* OBJECTIVE
Gather every line holding the string "People".

####################

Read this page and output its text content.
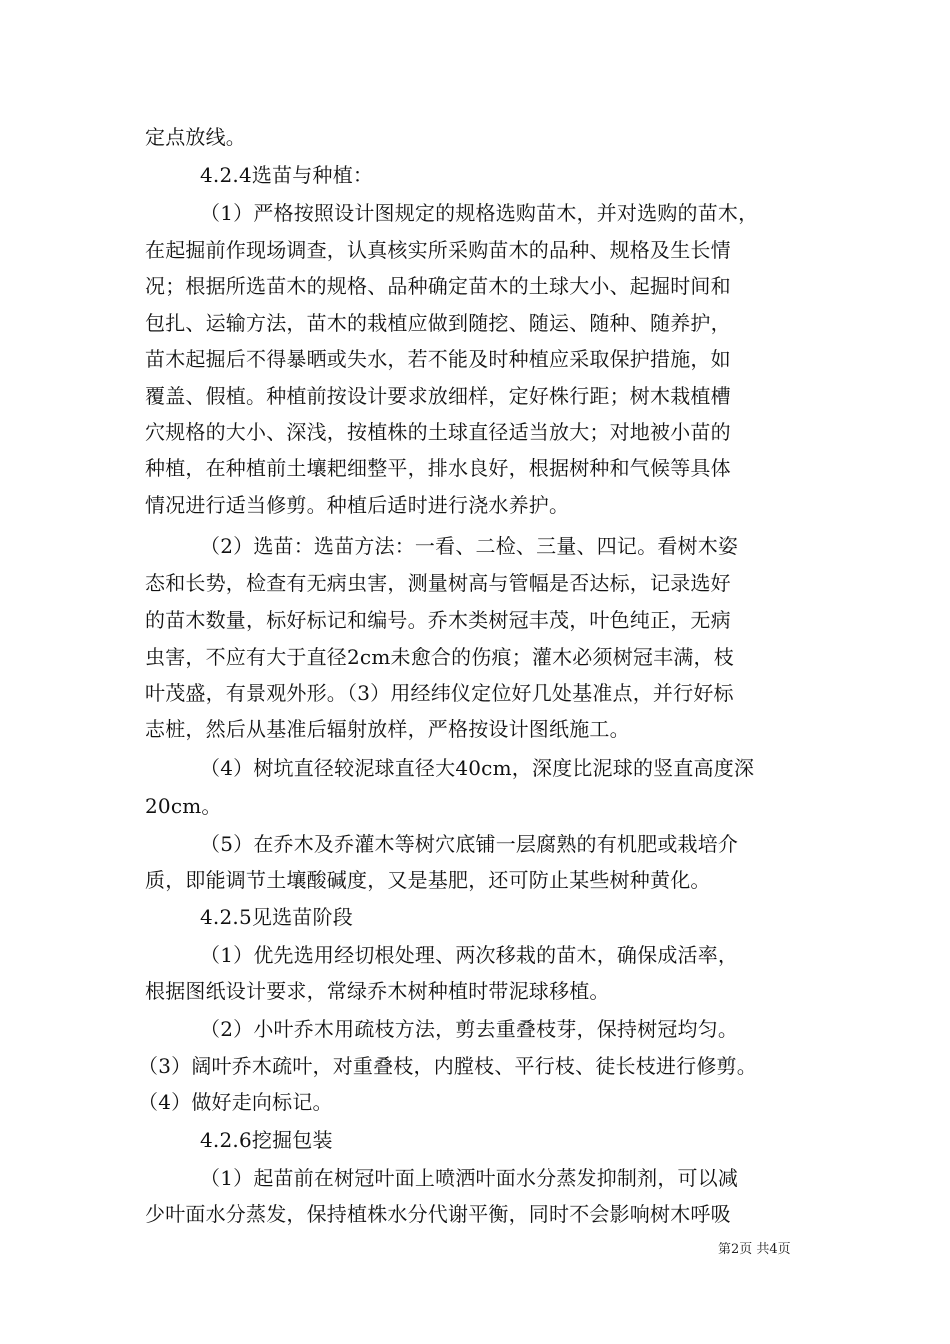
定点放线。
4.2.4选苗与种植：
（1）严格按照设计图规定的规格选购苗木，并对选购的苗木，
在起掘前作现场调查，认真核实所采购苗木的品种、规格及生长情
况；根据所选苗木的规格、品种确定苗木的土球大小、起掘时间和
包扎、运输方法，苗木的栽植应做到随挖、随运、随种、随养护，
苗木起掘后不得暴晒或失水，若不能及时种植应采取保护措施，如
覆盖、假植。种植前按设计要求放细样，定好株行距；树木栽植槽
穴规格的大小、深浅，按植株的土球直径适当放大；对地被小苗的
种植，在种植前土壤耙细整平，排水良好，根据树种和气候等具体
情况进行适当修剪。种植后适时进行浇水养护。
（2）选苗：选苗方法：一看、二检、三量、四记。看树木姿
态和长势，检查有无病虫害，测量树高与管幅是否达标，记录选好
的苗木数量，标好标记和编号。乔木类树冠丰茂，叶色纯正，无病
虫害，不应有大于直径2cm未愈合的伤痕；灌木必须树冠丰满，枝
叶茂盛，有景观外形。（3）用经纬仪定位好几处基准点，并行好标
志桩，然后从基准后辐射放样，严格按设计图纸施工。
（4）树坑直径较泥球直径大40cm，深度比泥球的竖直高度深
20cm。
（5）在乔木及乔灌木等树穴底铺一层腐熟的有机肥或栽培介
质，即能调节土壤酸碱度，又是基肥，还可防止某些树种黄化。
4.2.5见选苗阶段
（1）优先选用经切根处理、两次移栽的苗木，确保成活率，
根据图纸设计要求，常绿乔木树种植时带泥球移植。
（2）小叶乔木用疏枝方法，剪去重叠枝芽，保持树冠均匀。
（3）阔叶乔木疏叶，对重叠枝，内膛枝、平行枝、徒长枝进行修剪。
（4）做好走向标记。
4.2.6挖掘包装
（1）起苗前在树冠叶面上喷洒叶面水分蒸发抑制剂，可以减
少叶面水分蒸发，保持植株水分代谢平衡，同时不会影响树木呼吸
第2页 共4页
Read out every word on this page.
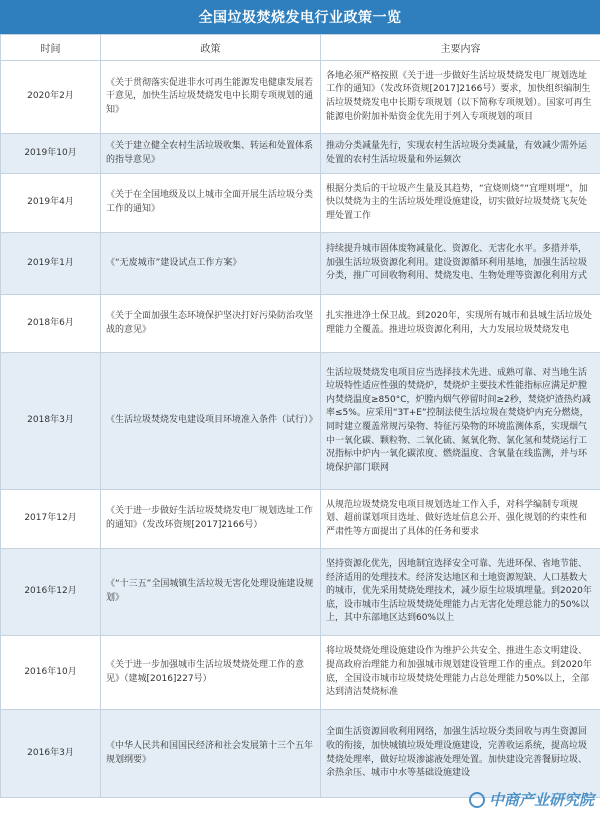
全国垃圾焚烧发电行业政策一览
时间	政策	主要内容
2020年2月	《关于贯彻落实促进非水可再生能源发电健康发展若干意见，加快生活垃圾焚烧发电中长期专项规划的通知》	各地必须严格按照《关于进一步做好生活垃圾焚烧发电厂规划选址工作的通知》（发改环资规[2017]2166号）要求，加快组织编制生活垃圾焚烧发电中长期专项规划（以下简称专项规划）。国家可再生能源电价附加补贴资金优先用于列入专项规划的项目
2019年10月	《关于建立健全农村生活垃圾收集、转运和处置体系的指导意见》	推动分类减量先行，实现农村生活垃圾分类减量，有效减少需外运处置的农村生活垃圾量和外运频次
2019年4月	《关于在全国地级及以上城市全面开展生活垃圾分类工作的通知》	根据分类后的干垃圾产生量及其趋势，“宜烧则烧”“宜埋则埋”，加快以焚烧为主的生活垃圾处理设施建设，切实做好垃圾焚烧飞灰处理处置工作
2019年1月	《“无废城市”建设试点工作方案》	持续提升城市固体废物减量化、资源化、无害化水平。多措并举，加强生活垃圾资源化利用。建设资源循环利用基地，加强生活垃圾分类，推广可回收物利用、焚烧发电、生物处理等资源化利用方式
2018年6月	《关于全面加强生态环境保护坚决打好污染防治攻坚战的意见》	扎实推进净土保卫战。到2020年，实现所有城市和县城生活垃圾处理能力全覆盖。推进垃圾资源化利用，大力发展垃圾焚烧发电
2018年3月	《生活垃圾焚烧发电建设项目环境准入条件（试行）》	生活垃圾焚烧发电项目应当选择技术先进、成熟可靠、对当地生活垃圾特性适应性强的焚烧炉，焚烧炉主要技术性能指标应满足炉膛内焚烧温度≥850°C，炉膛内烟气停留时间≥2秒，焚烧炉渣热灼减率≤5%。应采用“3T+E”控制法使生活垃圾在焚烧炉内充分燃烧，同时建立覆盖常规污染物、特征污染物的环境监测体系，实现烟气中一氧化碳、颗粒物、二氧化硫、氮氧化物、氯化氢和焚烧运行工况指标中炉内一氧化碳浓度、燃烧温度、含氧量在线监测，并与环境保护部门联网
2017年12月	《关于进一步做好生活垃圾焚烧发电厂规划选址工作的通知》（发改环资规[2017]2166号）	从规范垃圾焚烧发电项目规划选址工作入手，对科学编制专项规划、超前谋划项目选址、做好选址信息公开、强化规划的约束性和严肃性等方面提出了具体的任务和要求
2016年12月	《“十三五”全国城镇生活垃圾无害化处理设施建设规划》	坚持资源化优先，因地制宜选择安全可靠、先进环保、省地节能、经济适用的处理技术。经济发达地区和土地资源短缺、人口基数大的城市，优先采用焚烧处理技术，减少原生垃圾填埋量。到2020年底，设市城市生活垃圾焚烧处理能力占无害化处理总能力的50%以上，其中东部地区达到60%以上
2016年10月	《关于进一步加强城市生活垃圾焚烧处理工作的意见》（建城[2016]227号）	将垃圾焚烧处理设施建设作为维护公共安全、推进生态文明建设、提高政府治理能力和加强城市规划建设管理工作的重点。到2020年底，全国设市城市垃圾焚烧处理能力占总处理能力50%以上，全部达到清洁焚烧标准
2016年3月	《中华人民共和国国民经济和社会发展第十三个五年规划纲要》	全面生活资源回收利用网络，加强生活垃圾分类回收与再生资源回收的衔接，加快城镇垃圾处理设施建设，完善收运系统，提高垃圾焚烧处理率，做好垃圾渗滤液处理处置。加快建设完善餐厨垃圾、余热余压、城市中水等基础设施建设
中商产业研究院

####################

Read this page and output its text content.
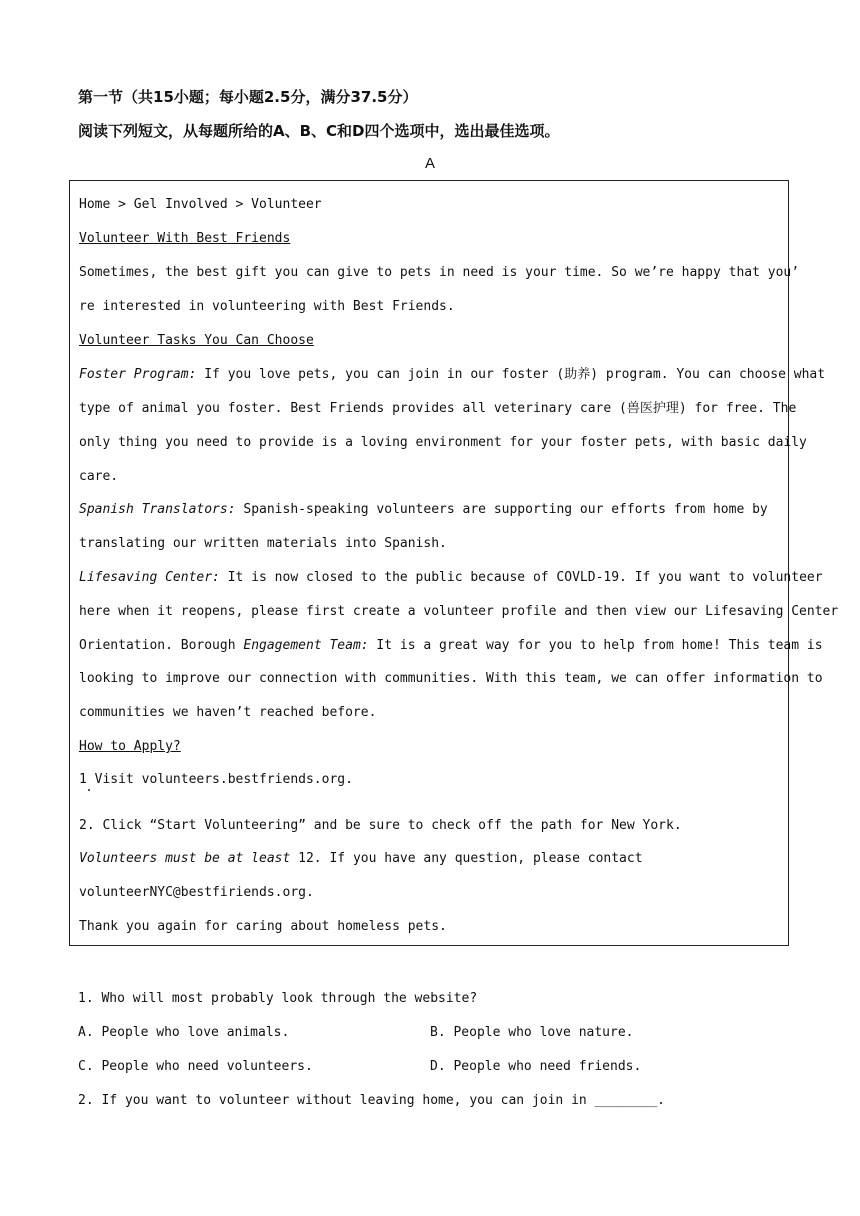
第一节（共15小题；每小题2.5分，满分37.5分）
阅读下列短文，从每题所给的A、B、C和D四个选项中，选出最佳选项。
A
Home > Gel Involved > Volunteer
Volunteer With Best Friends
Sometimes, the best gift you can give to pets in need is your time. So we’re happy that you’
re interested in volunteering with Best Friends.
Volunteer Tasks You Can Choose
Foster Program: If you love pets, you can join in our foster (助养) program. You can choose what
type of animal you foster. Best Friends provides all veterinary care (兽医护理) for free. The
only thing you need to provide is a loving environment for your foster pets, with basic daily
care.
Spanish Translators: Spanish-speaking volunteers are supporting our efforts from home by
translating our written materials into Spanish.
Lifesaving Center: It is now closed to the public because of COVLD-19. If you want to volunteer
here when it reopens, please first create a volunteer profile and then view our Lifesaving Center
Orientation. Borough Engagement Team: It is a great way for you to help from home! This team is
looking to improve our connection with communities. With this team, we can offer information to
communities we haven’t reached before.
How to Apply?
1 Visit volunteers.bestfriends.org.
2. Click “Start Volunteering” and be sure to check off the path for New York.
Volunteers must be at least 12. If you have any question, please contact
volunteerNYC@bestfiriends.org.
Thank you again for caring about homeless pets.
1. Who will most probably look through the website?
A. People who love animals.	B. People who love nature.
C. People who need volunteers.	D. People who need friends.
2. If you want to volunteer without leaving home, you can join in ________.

####################

* WORKED SOLUTION
A. People who love animals.	B. People who love nature.
C. People who need volunteers.	D. People who need friends.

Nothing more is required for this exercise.